→ Material for this task
--- Start ---

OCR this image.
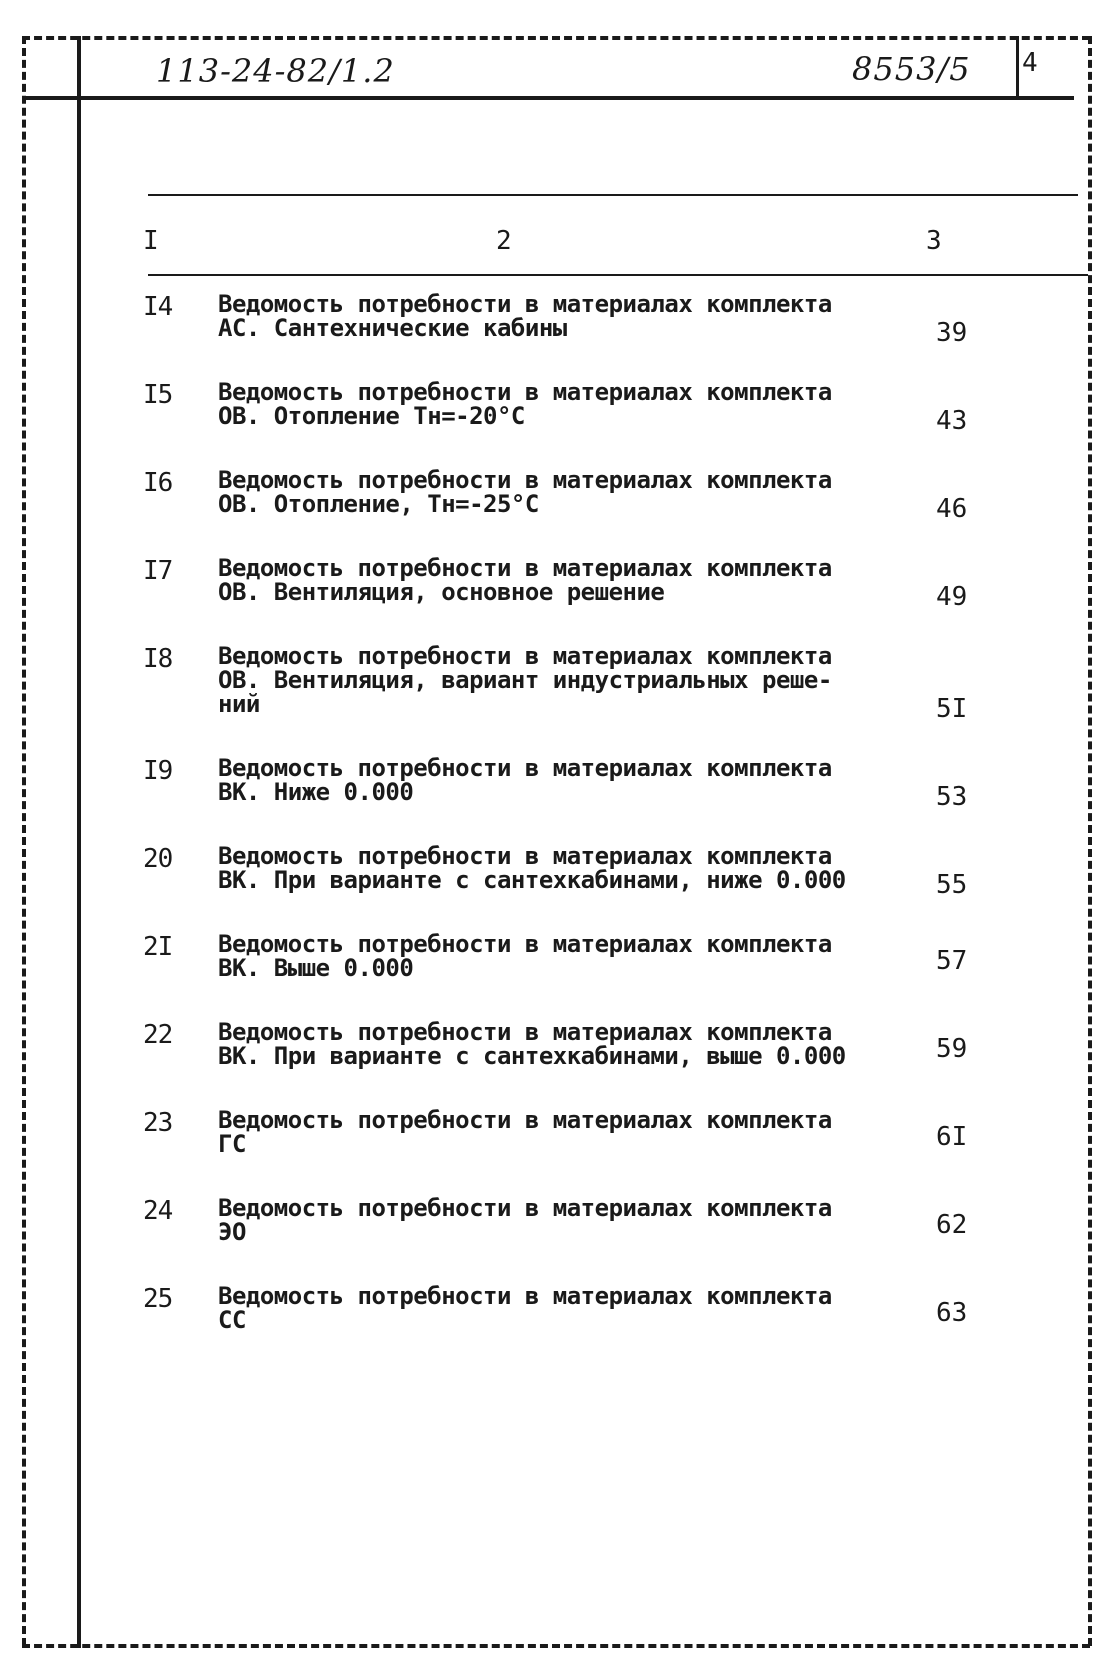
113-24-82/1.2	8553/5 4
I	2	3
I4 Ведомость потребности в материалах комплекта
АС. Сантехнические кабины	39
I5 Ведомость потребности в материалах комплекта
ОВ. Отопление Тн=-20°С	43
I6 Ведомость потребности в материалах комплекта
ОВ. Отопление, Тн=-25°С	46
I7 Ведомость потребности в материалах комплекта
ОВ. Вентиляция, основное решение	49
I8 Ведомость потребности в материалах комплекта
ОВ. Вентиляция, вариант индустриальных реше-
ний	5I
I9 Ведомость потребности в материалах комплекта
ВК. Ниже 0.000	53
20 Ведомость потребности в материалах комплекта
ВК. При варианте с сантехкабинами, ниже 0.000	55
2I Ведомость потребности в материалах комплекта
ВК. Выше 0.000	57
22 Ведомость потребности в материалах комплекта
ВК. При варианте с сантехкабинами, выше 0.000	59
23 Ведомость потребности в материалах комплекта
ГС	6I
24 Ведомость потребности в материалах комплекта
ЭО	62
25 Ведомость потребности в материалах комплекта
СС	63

--- End ---
--- Start ---

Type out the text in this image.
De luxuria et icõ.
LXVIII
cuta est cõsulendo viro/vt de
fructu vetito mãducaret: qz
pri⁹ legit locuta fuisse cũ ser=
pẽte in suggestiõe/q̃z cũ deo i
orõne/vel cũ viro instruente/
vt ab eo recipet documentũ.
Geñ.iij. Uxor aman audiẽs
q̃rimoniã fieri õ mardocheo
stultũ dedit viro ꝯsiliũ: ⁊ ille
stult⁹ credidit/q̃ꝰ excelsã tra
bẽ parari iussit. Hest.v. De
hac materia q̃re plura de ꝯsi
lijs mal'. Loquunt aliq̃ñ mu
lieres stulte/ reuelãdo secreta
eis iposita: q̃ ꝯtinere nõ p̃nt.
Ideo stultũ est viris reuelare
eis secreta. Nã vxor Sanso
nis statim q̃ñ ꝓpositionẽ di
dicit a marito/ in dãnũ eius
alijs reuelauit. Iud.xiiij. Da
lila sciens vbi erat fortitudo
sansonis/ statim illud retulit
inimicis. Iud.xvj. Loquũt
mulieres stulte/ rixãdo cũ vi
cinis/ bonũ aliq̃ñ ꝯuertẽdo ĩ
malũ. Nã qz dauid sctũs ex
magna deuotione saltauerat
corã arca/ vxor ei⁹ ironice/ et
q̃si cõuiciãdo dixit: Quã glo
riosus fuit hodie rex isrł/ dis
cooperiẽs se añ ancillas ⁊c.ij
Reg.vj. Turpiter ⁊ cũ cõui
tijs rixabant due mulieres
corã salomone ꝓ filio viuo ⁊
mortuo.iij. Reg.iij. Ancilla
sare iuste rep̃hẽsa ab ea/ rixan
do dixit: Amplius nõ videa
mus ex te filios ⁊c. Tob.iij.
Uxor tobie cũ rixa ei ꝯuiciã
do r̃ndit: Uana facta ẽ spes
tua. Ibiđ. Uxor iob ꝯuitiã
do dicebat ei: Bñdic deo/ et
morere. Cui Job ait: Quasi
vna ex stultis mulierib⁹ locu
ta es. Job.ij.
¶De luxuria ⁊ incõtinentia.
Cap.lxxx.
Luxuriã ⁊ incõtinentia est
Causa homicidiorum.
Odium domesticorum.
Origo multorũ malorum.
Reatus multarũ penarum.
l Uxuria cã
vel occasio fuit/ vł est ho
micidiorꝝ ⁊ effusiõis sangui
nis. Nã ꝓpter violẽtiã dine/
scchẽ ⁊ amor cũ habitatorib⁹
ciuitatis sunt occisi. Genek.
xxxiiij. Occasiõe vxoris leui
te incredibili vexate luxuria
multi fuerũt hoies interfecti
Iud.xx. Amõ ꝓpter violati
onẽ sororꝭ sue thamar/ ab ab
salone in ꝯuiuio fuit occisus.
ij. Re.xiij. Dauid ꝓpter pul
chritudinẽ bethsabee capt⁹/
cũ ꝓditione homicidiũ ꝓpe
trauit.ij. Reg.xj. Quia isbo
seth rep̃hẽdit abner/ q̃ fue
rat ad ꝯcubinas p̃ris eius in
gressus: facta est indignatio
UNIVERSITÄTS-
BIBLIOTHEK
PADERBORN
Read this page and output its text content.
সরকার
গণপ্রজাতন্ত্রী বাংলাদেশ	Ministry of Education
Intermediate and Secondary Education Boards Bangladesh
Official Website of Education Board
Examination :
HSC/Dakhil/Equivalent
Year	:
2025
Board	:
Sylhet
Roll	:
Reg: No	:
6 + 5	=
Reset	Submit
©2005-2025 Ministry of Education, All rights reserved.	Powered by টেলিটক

--- End ---

→ Written exercise
Say how many lines in the records hold "statim", with the number as the whole reply.

→ Reply to the task
2